INSTRUCTION
Reproduce every line of the listing below without changing anything, and leave the pictures out of your copy.

(Layout element entries)
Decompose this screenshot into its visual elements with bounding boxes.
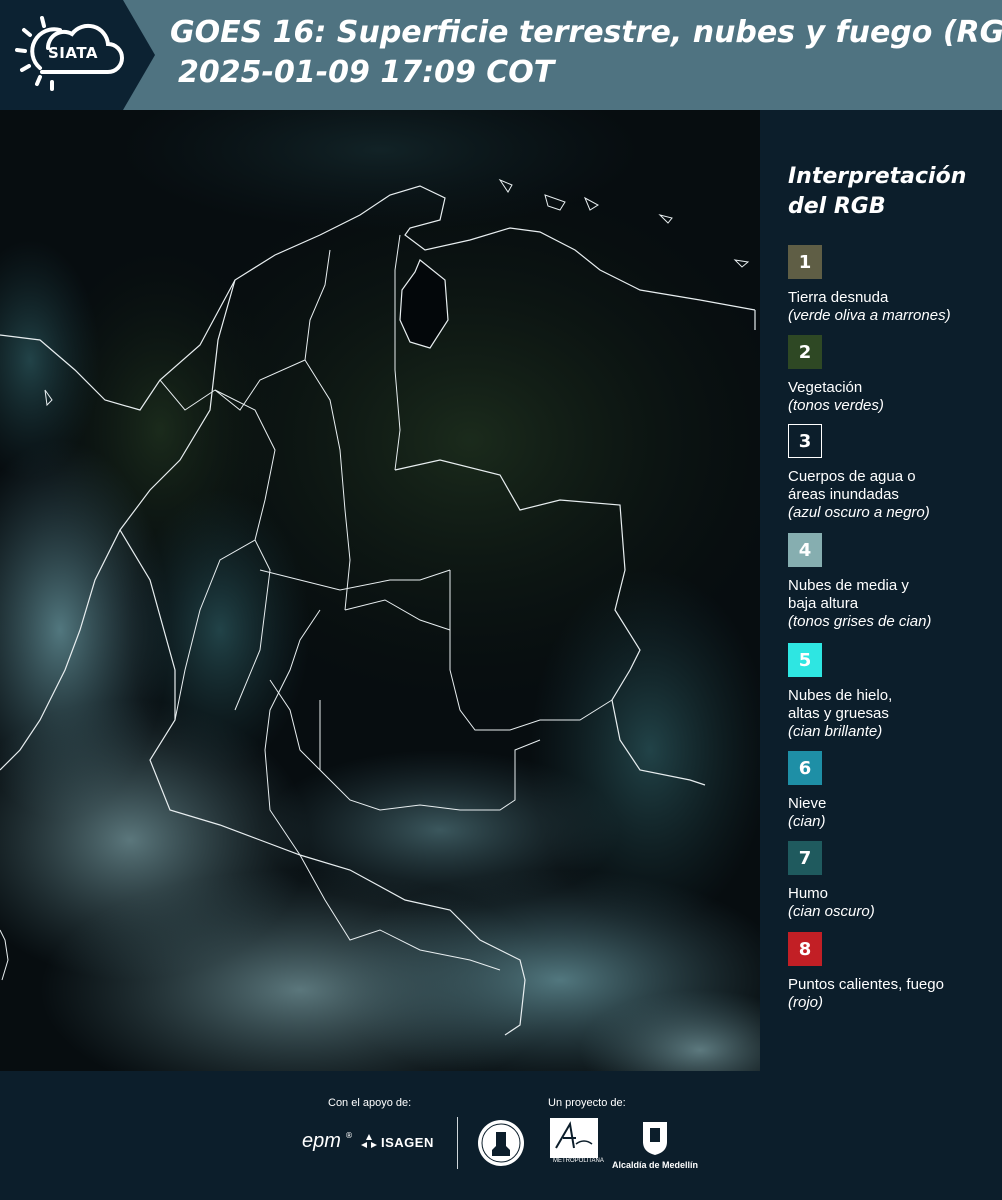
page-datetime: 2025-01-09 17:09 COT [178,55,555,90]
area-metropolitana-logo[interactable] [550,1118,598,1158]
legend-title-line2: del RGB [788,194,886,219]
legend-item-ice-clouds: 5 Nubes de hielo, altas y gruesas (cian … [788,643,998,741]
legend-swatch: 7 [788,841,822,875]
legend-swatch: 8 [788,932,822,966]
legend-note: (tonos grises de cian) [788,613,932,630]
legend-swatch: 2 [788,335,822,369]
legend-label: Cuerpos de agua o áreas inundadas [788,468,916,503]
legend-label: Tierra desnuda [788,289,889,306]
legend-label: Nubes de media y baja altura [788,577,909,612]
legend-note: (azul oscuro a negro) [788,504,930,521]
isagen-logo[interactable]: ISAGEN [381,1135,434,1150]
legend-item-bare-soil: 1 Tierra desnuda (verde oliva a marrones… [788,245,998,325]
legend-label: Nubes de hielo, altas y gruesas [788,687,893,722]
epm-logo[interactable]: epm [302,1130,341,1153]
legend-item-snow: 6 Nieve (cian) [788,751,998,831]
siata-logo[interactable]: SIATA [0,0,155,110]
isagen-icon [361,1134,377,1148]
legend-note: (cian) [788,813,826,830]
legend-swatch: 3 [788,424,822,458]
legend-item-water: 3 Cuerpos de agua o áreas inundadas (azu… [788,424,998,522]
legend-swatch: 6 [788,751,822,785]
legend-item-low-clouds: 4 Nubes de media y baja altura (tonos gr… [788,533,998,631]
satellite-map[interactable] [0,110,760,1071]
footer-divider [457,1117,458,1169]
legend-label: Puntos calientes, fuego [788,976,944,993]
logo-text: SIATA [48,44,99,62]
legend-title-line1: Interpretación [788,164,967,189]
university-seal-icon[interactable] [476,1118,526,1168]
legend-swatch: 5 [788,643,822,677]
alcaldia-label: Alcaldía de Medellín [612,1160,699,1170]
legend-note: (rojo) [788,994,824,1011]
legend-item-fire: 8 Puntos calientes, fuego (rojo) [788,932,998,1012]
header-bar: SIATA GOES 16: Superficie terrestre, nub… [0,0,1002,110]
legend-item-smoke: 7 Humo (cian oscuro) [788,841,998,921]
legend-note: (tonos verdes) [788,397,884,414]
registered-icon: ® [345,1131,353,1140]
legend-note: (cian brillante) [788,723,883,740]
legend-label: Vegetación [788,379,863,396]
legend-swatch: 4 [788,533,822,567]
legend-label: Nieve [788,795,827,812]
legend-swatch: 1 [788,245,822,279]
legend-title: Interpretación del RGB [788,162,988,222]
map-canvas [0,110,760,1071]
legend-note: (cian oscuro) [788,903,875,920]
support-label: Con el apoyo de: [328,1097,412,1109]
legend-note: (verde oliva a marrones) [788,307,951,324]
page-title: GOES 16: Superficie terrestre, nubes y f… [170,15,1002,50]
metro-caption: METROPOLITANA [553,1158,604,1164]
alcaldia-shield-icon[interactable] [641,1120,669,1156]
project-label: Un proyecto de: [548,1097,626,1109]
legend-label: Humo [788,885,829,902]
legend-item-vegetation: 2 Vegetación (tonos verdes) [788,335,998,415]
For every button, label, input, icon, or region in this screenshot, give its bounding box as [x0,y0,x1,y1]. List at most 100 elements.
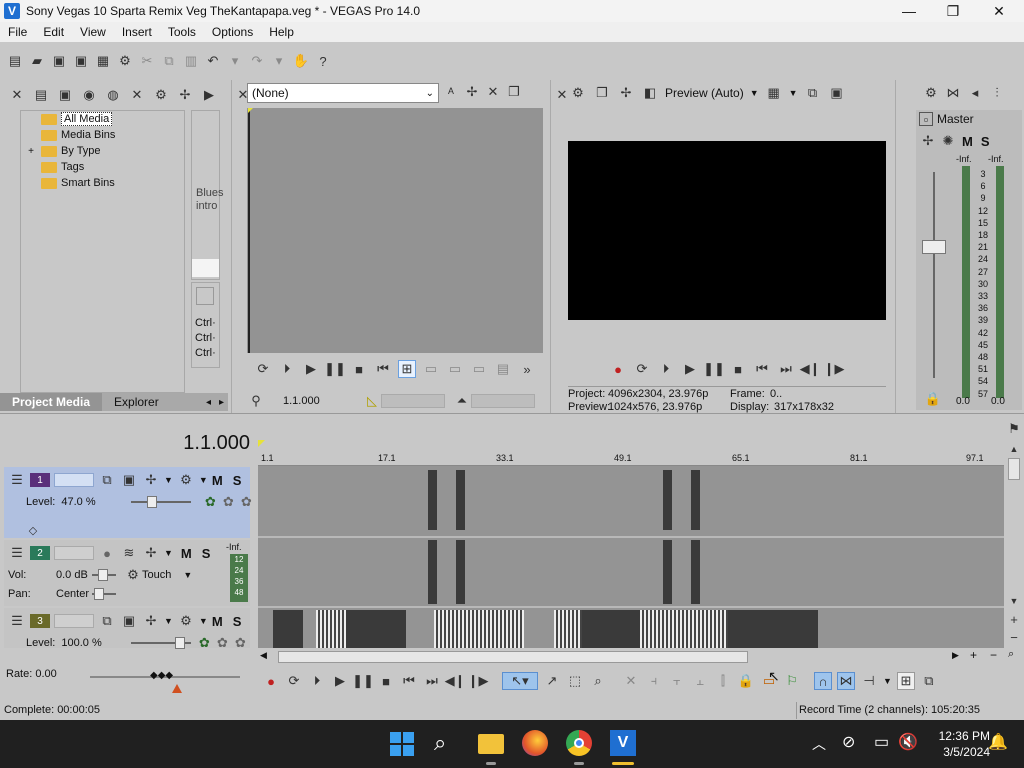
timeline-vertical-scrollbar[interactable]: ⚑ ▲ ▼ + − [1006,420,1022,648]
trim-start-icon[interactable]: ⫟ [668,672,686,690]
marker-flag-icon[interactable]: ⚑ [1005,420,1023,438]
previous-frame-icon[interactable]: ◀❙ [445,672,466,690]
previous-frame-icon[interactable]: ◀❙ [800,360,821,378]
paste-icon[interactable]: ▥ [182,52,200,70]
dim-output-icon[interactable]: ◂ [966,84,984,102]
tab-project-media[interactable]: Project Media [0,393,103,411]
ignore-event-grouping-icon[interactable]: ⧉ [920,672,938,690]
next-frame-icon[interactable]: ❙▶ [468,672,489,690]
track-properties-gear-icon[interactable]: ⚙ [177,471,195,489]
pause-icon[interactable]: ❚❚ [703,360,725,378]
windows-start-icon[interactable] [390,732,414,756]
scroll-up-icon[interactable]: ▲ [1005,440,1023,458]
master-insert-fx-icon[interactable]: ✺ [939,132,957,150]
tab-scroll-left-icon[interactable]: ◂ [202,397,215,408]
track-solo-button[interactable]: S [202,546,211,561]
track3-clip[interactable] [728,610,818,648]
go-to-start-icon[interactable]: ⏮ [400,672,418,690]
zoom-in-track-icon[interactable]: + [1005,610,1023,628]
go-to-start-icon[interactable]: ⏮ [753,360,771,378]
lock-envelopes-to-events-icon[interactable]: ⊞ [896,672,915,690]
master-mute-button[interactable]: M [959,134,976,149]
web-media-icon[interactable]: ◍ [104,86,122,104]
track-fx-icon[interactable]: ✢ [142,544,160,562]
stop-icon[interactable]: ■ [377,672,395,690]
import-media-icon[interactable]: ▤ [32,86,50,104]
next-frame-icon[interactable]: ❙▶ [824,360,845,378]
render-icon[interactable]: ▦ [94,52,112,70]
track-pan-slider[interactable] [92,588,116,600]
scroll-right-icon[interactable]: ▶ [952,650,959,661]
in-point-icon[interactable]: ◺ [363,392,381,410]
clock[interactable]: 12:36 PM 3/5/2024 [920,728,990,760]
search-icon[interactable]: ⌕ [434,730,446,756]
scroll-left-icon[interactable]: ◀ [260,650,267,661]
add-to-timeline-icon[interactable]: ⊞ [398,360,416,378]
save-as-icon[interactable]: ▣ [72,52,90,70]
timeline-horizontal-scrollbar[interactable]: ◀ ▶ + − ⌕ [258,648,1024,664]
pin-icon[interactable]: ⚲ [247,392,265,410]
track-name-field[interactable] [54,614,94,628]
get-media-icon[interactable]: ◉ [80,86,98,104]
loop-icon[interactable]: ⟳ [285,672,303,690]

WORKED SOLUTION
Decompose this screenshot into its visual elements with bounding boxes.
page-datetime: 2025-01-09 17:09 COT [178,55,555,90]
area-metropolitana-logo[interactable] [550,1118,598,1158]
legend-title-line2: del RGB [788,194,886,219]
legend-item-ice-clouds: 5 Nubes de hielo, altas y gruesas (cian … [788,643,998,741]
legend-swatch: 7 [788,841,822,875]
legend-swatch: 8 [788,932,822,966]
legend-note: (tonos grises de cian) [788,613,932,630]
legend-swatch: 2 [788,335,822,369]
legend-label: Cuerpos de agua o áreas inundadas [788,468,916,503]
legend-label: Tierra desnuda [788,289,889,306]
legend-label: Nubes de media y baja altura [788,577,909,612]
legend-note: (azul oscuro a negro) [788,504,930,521]
isagen-logo[interactable]: ISAGEN [381,1135,434,1150]
legend-item-bare-soil: 1 Tierra desnuda (verde oliva a marrones… [788,245,998,325]
legend-label: Nubes de hielo, altas y gruesas [788,687,893,722]
epm-logo[interactable]: epm [302,1130,341,1153]
legend-item-snow: 6 Nieve (cian) [788,751,998,831]
siata-logo[interactable]: SIATA [0,0,155,110]
isagen-icon [361,1134,377,1148]
legend-note: (cian) [788,813,826,830]
legend-swatch: 3 [788,424,822,458]
legend-item-water: 3 Cuerpos de agua o áreas inundadas (azu… [788,424,998,522]
legend-swatch: 6 [788,751,822,785]
legend-item-low-clouds: 4 Nubes de media y baja altura (tonos gr… [788,533,998,631]
satellite-map[interactable] [0,110,760,1071]
footer-divider [457,1117,458,1169]
legend-label: Puntos calientes, fuego [788,976,944,993]
logo-text: SIATA [48,44,99,62]
legend-title-line1: Interpretación [788,164,967,189]
university-seal-icon[interactable] [476,1118,526,1168]
legend-swatch: 5 [788,643,822,677]
alcaldia-label: Alcaldía de Medellín [612,1160,699,1170]
legend-note: (rojo) [788,994,824,1011]
legend-item-fire: 8 Puntos calientes, fuego (rojo) [788,932,998,1012]
header-bar: SIATA GOES 16: Superficie terrestre, nub… [0,0,1002,110]
legend-item-smoke: 7 Humo (cian oscuro) [788,841,998,921]
legend-note: (tonos verdes) [788,397,884,414]
registered-icon: ® [345,1131,353,1140]
legend-note: (cian brillante) [788,723,883,740]
legend-label: Vegetación [788,379,863,396]
legend-swatch: 4 [788,533,822,567]
legend-label: Nieve [788,795,827,812]
legend-swatch: 1 [788,245,822,279]
legend-title: Interpretación del RGB [788,162,988,222]
map-canvas [0,110,760,1071]
legend-note: (cian oscuro) [788,903,875,920]
support-label: Con el apoyo de: [328,1097,412,1109]
legend-note: (verde oliva a marrones) [788,307,951,324]
page-title: GOES 16: Superficie terrestre, nubes y f… [170,15,1002,50]
metro-caption: METROPOLITANA [553,1158,604,1164]
alcaldia-shield-icon[interactable] [641,1120,669,1156]
project-label: Un proyecto de: [548,1097,626,1109]
legend-label: Humo [788,885,829,902]
legend-item-vegetation: 2 Vegetación (tonos verdes) [788,335,998,415]
For every button, label, input, icon, or region in this screenshot, give its bounding box as [x0,y0,x1,y1]. List at most 100 elements.
timeline-vertical-scrollbar[interactable]: ⚑ ▲ ▼ + − [1006,420,1022,648]
trim-start-icon[interactable]: ⫟ [668,672,686,690]
marker-flag-icon[interactable]: ⚑ [1005,420,1023,438]
previous-frame-icon[interactable]: ◀❙ [445,672,466,690]
previous-frame-icon[interactable]: ◀❙ [800,360,821,378]
paste-icon[interactable]: ▥ [182,52,200,70]
dim-output-icon[interactable]: ◂ [966,84,984,102]
tab-project-media[interactable]: Project Media [0,393,103,411]
ignore-event-grouping-icon[interactable]: ⧉ [920,672,938,690]
next-frame-icon[interactable]: ❙▶ [468,672,489,690]
track-properties-gear-icon[interactable]: ⚙ [177,471,195,489]
pause-icon[interactable]: ❚❚ [703,360,725,378]
windows-start-icon[interactable] [390,732,414,756]
scroll-up-icon[interactable]: ▲ [1005,440,1023,458]
master-insert-fx-icon[interactable]: ✺ [939,132,957,150]
tab-scroll-left-icon[interactable]: ◂ [202,397,215,408]
track-solo-button[interactable]: S [202,546,211,561]
track3-clip[interactable] [728,610,818,648]
go-to-start-icon[interactable]: ⏮ [400,672,418,690]
zoom-in-track-icon[interactable]: + [1005,610,1023,628]
go-to-start-icon[interactable]: ⏮ [753,360,771,378]
lock-envelopes-to-events-icon[interactable]: ⊞ [896,672,915,690]
master-mute-button[interactable]: M [959,134,976,149]
web-media-icon[interactable]: ◍ [104,86,122,104]
track-fx-icon[interactable]: ✢ [142,544,160,562]
stop-icon[interactable]: ■ [377,672,395,690]
import-media-icon[interactable]: ▤ [32,86,50,104]
next-frame-icon[interactable]: ❙▶ [824,360,845,378]
render-icon[interactable]: ▦ [94,52,112,70]
track-pan-slider[interactable] [92,588,116,600]
scroll-right-icon[interactable]: ▶ [952,650,959,661]
in-point-icon[interactable]: ◺ [363,392,381,410]
clock[interactable]: 12:36 PM 3/5/2024 [920,728,990,760]
search-icon[interactable]: ⌕ [434,730,446,756]
scroll-left-icon[interactable]: ◀ [260,650,267,661]
add-to-timeline-icon[interactable]: ⊞ [398,360,416,378]
save-as-icon[interactable]: ▣ [72,52,90,70]
timeline-horizontal-scrollbar[interactable]: ◀ ▶ + − ⌕ [258,648,1024,664]
pin-icon[interactable]: ⚲ [247,392,265,410]
track-name-field[interactable] [54,614,94,628]
get-media-icon[interactable]: ◉ [80,86,98,104]
loop-icon[interactable]: ⟳ [285,672,303,690]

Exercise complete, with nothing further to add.